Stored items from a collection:

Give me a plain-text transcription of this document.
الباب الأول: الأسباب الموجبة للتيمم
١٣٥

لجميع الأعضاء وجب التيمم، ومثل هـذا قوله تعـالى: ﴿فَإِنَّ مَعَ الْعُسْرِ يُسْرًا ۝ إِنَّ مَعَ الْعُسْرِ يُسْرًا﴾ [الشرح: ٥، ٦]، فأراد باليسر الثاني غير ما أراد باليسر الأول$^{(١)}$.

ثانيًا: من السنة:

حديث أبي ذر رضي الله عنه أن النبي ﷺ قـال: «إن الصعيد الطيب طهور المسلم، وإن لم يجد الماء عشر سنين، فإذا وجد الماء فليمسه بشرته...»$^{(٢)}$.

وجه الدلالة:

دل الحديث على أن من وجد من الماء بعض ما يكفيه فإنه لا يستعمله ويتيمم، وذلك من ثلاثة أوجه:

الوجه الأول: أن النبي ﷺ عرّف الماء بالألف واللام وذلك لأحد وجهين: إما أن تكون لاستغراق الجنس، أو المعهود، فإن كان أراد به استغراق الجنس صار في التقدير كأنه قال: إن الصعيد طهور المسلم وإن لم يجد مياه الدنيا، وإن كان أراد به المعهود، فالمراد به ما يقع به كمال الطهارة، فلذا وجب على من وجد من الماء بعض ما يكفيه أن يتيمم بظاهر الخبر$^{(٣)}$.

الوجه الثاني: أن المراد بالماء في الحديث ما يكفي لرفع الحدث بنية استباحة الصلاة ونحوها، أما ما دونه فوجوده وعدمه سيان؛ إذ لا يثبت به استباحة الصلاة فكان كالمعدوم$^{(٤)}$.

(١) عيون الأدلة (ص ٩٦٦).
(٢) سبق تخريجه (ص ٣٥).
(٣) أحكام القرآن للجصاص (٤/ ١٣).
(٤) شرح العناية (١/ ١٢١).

SHORT TASK: Give the complete listing a second time, exactly as it reads.

OUTPUT FOR THIS EXERCISE:
Give me a plain-text transcription of this document.
الباب الأول: الأسباب الموجبة للتيمم
١٣٥

لجميع الأعضاء وجب التيمم، ومثل هـذا قوله تعـالى: ﴿فَإِنَّ مَعَ الْعُسْرِ يُسْرًا ۝ إِنَّ مَعَ الْعُسْرِ يُسْرًا﴾ [الشرح: ٥، ٦]، فأراد باليسر الثاني غير ما أراد باليسر الأول$^{(١)}$.

ثانيًا: من السنة:

حديث أبي ذر رضي الله عنه أن النبي ﷺ قـال: «إن الصعيد الطيب طهور المسلم، وإن لم يجد الماء عشر سنين، فإذا وجد الماء فليمسه بشرته...»$^{(٢)}$.

وجه الدلالة:

دل الحديث على أن من وجد من الماء بعض ما يكفيه فإنه لا يستعمله ويتيمم، وذلك من ثلاثة أوجه:

الوجه الأول: أن النبي ﷺ عرّف الماء بالألف واللام وذلك لأحد وجهين: إما أن تكون لاستغراق الجنس، أو المعهود، فإن كان أراد به استغراق الجنس صار في التقدير كأنه قال: إن الصعيد طهور المسلم وإن لم يجد مياه الدنيا، وإن كان أراد به المعهود، فالمراد به ما يقع به كمال الطهارة، فلذا وجب على من وجد من الماء بعض ما يكفيه أن يتيمم بظاهر الخبر$^{(٣)}$.

الوجه الثاني: أن المراد بالماء في الحديث ما يكفي لرفع الحدث بنية استباحة الصلاة ونحوها، أما ما دونه فوجوده وعدمه سيان؛ إذ لا يثبت به استباحة الصلاة فكان كالمعدوم$^{(٤)}$.

(١) عيون الأدلة (ص ٩٦٦).
(٢) سبق تخريجه (ص ٣٥).
(٣) أحكام القرآن للجصاص (٤/ ١٣).
(٤) شرح العناية (١/ ١٢١).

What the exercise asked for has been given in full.